§ **TASK STATEMENT**
Collect each line holding the string "juillet".

§ **DATA LISTING**
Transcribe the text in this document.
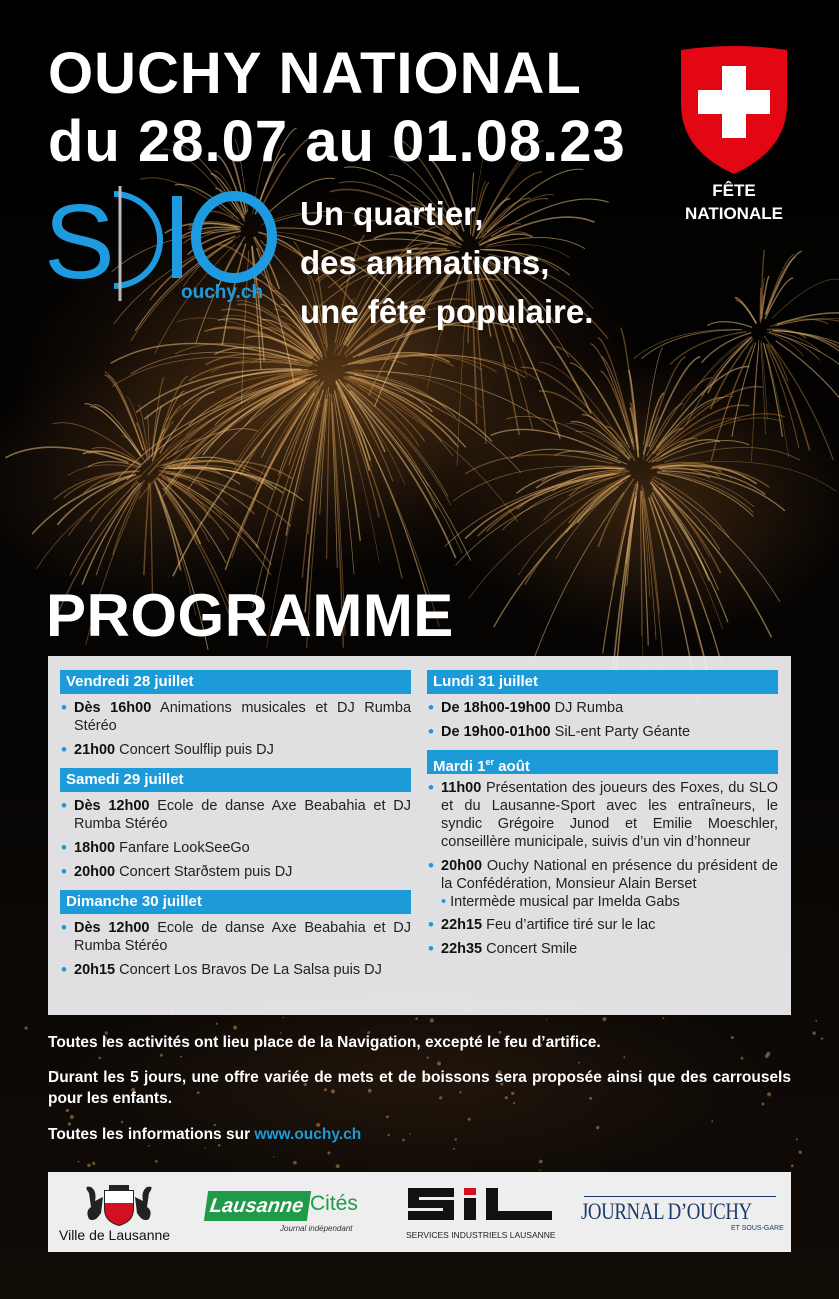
OUCHY NATIONAL
du 28.07 au 01.08.23
S	ouchy.ch
Un quartier,
des animations,
une fête populaire.
FÊTE
NATIONALE
PROGRAMME
Vendredi 28 juillet
• Dès 16h00 Animations musicales et DJ Rumba Stéréo
• 21h00 Concert Soulflip puis DJ
Samedi 29 juillet
• Dès 12h00 Ecole de danse Axe Beabahia et DJ Rumba Stéréo
• 18h00 Fanfare LookSeeGo
• 20h00 Concert Starðstem puis DJ
Dimanche 30 juillet
• Dès 12h00 Ecole de danse Axe Beabahia et DJ Rumba Stéréo
• 20h15 Concert Los Bravos De La Salsa puis DJ
Lundi 31 juillet
• De 18h00-19h00 DJ Rumba
• De 19h00-01h00 SiL-ent Party Géante
Mardi 1er août
• 11h00 Présentation des joueurs des Foxes, du SLO et du Lausanne-Sport avec les entraîneurs, le syndic Grégoire Junod et Emilie Moeschler, conseillère municipale, suivis d’un vin d’honneur
• 20h00 Ouchy National en présence du président de la Confédération, Monsieur Alain Berset
• Intermède musical par Imelda Gabs
• 22h15 Feu d’artifice tiré sur le lac
• 22h35 Concert Smile
Toutes les activités ont lieu place de la Navigation, excepté le feu d’artifice.
Durant les 5 jours, une offre variée de mets et de boissons sera proposée ainsi que des carrousels pour les enfants.
Toutes les informations sur www.ouchy.ch
Ville de Lausanne
Lausanne Cités
Journal indépendant
SERVICES INDUSTRIELS LAUSANNE
JOURNAL D’OUCHY
ET SOUS-GARE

§ **WORKED ANSWER**
Vendredi 28 juillet
Samedi 29 juillet
Dimanche 30 juillet
Lundi 31 juillet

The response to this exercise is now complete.